*What you should do*. Return all the entries exactly, keeping pictures out.
═══
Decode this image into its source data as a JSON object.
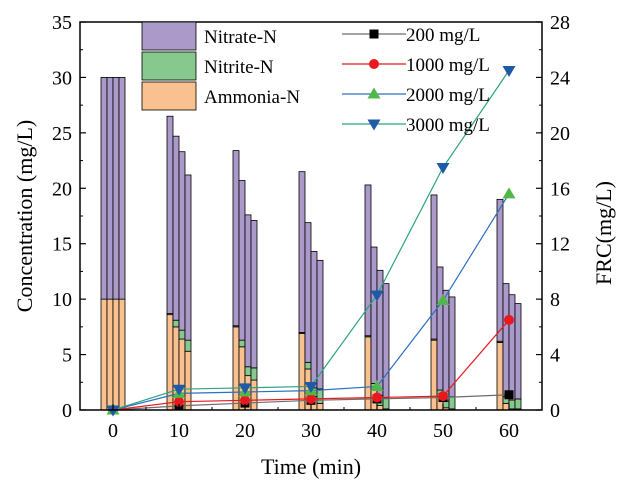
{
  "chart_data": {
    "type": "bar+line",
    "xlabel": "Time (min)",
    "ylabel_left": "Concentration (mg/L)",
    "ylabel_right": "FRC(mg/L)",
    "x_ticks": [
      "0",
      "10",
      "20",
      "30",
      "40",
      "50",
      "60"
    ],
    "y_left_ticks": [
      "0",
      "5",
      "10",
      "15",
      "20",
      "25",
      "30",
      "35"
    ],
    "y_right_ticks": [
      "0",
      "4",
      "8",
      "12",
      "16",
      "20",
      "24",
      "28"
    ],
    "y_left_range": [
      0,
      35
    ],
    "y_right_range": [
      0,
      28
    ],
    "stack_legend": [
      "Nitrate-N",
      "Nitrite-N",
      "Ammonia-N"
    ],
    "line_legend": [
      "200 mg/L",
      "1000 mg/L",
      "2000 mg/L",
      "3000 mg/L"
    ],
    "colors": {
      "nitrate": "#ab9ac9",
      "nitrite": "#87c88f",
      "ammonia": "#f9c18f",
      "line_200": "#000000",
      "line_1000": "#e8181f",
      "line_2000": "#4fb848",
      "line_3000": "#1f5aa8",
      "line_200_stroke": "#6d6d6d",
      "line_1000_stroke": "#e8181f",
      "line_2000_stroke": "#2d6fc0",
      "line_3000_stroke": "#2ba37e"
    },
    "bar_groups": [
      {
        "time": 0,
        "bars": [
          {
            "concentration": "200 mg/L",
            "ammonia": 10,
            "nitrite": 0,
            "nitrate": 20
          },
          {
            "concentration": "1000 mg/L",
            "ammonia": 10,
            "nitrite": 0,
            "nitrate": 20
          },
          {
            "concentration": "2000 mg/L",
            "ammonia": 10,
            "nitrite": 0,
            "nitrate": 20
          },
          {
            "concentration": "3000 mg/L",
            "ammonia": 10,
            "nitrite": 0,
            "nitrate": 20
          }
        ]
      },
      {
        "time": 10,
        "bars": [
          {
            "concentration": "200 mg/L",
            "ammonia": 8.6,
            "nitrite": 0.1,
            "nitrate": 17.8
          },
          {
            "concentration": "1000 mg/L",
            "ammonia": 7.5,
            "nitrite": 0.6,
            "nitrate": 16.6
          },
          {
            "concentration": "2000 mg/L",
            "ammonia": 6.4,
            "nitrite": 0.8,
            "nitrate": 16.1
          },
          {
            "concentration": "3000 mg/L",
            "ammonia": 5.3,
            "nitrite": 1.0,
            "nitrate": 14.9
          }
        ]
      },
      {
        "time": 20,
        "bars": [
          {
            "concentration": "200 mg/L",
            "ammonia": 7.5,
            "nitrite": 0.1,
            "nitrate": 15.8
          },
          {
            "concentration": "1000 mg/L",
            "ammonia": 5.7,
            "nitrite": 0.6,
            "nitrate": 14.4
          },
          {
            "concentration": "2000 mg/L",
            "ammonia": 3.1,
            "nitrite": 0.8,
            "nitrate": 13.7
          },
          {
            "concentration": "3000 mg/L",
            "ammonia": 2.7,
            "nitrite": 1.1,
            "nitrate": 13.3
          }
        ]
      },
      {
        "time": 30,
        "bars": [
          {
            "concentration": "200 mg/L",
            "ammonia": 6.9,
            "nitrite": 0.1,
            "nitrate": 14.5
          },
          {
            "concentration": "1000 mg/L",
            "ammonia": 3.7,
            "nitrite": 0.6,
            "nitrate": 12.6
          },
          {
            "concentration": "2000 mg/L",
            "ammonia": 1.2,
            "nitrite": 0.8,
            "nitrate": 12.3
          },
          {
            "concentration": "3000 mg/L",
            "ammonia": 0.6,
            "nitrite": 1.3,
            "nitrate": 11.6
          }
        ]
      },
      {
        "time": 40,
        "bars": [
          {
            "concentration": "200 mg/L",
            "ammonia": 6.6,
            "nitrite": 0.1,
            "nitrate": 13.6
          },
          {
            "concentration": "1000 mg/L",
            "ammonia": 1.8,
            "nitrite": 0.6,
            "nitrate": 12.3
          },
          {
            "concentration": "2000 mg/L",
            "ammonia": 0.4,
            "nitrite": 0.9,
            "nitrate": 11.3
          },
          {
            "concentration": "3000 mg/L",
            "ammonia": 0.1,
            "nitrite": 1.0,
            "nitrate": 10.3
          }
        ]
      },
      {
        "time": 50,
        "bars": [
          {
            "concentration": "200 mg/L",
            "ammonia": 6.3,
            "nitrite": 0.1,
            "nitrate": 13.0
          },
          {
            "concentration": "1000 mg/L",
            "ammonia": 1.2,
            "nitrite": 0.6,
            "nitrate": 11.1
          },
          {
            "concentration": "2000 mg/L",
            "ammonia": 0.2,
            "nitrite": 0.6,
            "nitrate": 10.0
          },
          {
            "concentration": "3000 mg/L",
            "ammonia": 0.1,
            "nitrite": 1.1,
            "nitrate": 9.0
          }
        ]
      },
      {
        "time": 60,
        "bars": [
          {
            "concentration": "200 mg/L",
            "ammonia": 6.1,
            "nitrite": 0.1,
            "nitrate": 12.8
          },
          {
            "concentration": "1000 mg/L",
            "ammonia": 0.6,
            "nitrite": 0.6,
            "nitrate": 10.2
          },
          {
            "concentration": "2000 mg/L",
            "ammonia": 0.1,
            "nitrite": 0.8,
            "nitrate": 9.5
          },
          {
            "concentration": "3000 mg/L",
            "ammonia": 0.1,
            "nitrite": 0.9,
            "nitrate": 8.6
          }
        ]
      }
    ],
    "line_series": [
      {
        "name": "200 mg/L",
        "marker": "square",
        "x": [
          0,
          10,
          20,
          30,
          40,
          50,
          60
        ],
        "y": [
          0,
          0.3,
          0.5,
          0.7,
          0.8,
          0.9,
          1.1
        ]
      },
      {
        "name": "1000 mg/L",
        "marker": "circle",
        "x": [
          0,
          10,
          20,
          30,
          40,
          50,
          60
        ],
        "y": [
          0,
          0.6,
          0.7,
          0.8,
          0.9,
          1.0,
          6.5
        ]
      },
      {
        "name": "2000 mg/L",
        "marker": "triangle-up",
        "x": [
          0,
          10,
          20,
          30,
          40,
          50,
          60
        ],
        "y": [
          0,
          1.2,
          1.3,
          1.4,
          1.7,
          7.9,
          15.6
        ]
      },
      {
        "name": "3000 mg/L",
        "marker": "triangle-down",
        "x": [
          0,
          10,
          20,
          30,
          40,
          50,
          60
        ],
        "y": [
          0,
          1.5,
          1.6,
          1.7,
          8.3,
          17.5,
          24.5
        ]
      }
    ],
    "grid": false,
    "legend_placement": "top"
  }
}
═══
*Complete output*.
Decode this image into its source data as a JSON object.
{
  "chart_data": {
    "type": "bar+line",
    "xlabel": "Time (min)",
    "ylabel_left": "Concentration (mg/L)",
    "ylabel_right": "FRC(mg/L)",
    "x_ticks": [
      "0",
      "10",
      "20",
      "30",
      "40",
      "50",
      "60"
    ],
    "y_left_ticks": [
      "0",
      "5",
      "10",
      "15",
      "20",
      "25",
      "30",
      "35"
    ],
    "y_right_ticks": [
      "0",
      "4",
      "8",
      "12",
      "16",
      "20",
      "24",
      "28"
    ],
    "y_left_range": [
      0,
      35
    ],
    "y_right_range": [
      0,
      28
    ],
    "stack_legend": [
      "Nitrate-N",
      "Nitrite-N",
      "Ammonia-N"
    ],
    "line_legend": [
      "200 mg/L",
      "1000 mg/L",
      "2000 mg/L",
      "3000 mg/L"
    ],
    "colors": {
      "nitrate": "#ab9ac9",
      "nitrite": "#87c88f",
      "ammonia": "#f9c18f",
      "line_200": "#000000",
      "line_1000": "#e8181f",
      "line_2000": "#4fb848",
      "line_3000": "#1f5aa8",
      "line_200_stroke": "#6d6d6d",
      "line_1000_stroke": "#e8181f",
      "line_2000_stroke": "#2d6fc0",
      "line_3000_stroke": "#2ba37e"
    },
    "bar_groups": [
      {
        "time": 0,
        "bars": [
          {
            "concentration": "200 mg/L",
            "ammonia": 10,
            "nitrite": 0,
            "nitrate": 20
          },
          {
            "concentration": "1000 mg/L",
            "ammonia": 10,
            "nitrite": 0,
            "nitrate": 20
          },
          {
            "concentration": "2000 mg/L",
            "ammonia": 10,
            "nitrite": 0,
            "nitrate": 20
          },
          {
            "concentration": "3000 mg/L",
            "ammonia": 10,
            "nitrite": 0,
            "nitrate": 20
          }
        ]
      },
      {
        "time": 10,
        "bars": [
          {
            "concentration": "200 mg/L",
            "ammonia": 8.6,
            "nitrite": 0.1,
            "nitrate": 17.8
          },
          {
            "concentration": "1000 mg/L",
            "ammonia": 7.5,
            "nitrite": 0.6,
            "nitrate": 16.6
          },
          {
            "concentration": "2000 mg/L",
            "ammonia": 6.4,
            "nitrite": 0.8,
            "nitrate": 16.1
          },
          {
            "concentration": "3000 mg/L",
            "ammonia": 5.3,
            "nitrite": 1.0,
            "nitrate": 14.9
          }
        ]
      },
      {
        "time": 20,
        "bars": [
          {
            "concentration": "200 mg/L",
            "ammonia": 7.5,
            "nitrite": 0.1,
            "nitrate": 15.8
          },
          {
            "concentration": "1000 mg/L",
            "ammonia": 5.7,
            "nitrite": 0.6,
            "nitrate": 14.4
          },
          {
            "concentration": "2000 mg/L",
            "ammonia": 3.1,
            "nitrite": 0.8,
            "nitrate": 13.7
          },
          {
            "concentration": "3000 mg/L",
            "ammonia": 2.7,
            "nitrite": 1.1,
            "nitrate": 13.3
          }
        ]
      },
      {
        "time": 30,
        "bars": [
          {
            "concentration": "200 mg/L",
            "ammonia": 6.9,
            "nitrite": 0.1,
            "nitrate": 14.5
          },
          {
            "concentration": "1000 mg/L",
            "ammonia": 3.7,
            "nitrite": 0.6,
            "nitrate": 12.6
          },
          {
            "concentration": "2000 mg/L",
            "ammonia": 1.2,
            "nitrite": 0.8,
            "nitrate": 12.3
          },
          {
            "concentration": "3000 mg/L",
            "ammonia": 0.6,
            "nitrite": 1.3,
            "nitrate": 11.6
          }
        ]
      },
      {
        "time": 40,
        "bars": [
          {
            "concentration": "200 mg/L",
            "ammonia": 6.6,
            "nitrite": 0.1,
            "nitrate": 13.6
          },
          {
            "concentration": "1000 mg/L",
            "ammonia": 1.8,
            "nitrite": 0.6,
            "nitrate": 12.3
          },
          {
            "concentration": "2000 mg/L",
            "ammonia": 0.4,
            "nitrite": 0.9,
            "nitrate": 11.3
          },
          {
            "concentration": "3000 mg/L",
            "ammonia": 0.1,
            "nitrite": 1.0,
            "nitrate": 10.3
          }
        ]
      },
      {
        "time": 50,
        "bars": [
          {
            "concentration": "200 mg/L",
            "ammonia": 6.3,
            "nitrite": 0.1,
            "nitrate": 13.0
          },
          {
            "concentration": "1000 mg/L",
            "ammonia": 1.2,
            "nitrite": 0.6,
            "nitrate": 11.1
          },
          {
            "concentration": "2000 mg/L",
            "ammonia": 0.2,
            "nitrite": 0.6,
            "nitrate": 10.0
          },
          {
            "concentration": "3000 mg/L",
            "ammonia": 0.1,
            "nitrite": 1.1,
            "nitrate": 9.0
          }
        ]
      },
      {
        "time": 60,
        "bars": [
          {
            "concentration": "200 mg/L",
            "ammonia": 6.1,
            "nitrite": 0.1,
            "nitrate": 12.8
          },
          {
            "concentration": "1000 mg/L",
            "ammonia": 0.6,
            "nitrite": 0.6,
            "nitrate": 10.2
          },
          {
            "concentration": "2000 mg/L",
            "ammonia": 0.1,
            "nitrite": 0.8,
            "nitrate": 9.5
          },
          {
            "concentration": "3000 mg/L",
            "ammonia": 0.1,
            "nitrite": 0.9,
            "nitrate": 8.6
          }
        ]
      }
    ],
    "line_series": [
      {
        "name": "200 mg/L",
        "marker": "square",
        "x": [
          0,
          10,
          20,
          30,
          40,
          50,
          60
        ],
        "y": [
          0,
          0.3,
          0.5,
          0.7,
          0.8,
          0.9,
          1.1
        ]
      },
      {
        "name": "1000 mg/L",
        "marker": "circle",
        "x": [
          0,
          10,
          20,
          30,
          40,
          50,
          60
        ],
        "y": [
          0,
          0.6,
          0.7,
          0.8,
          0.9,
          1.0,
          6.5
        ]
      },
      {
        "name": "2000 mg/L",
        "marker": "triangle-up",
        "x": [
          0,
          10,
          20,
          30,
          40,
          50,
          60
        ],
        "y": [
          0,
          1.2,
          1.3,
          1.4,
          1.7,
          7.9,
          15.6
        ]
      },
      {
        "name": "3000 mg/L",
        "marker": "triangle-down",
        "x": [
          0,
          10,
          20,
          30,
          40,
          50,
          60
        ],
        "y": [
          0,
          1.5,
          1.6,
          1.7,
          8.3,
          17.5,
          24.5
        ]
      }
    ],
    "grid": false,
    "legend_placement": "top"
  }
}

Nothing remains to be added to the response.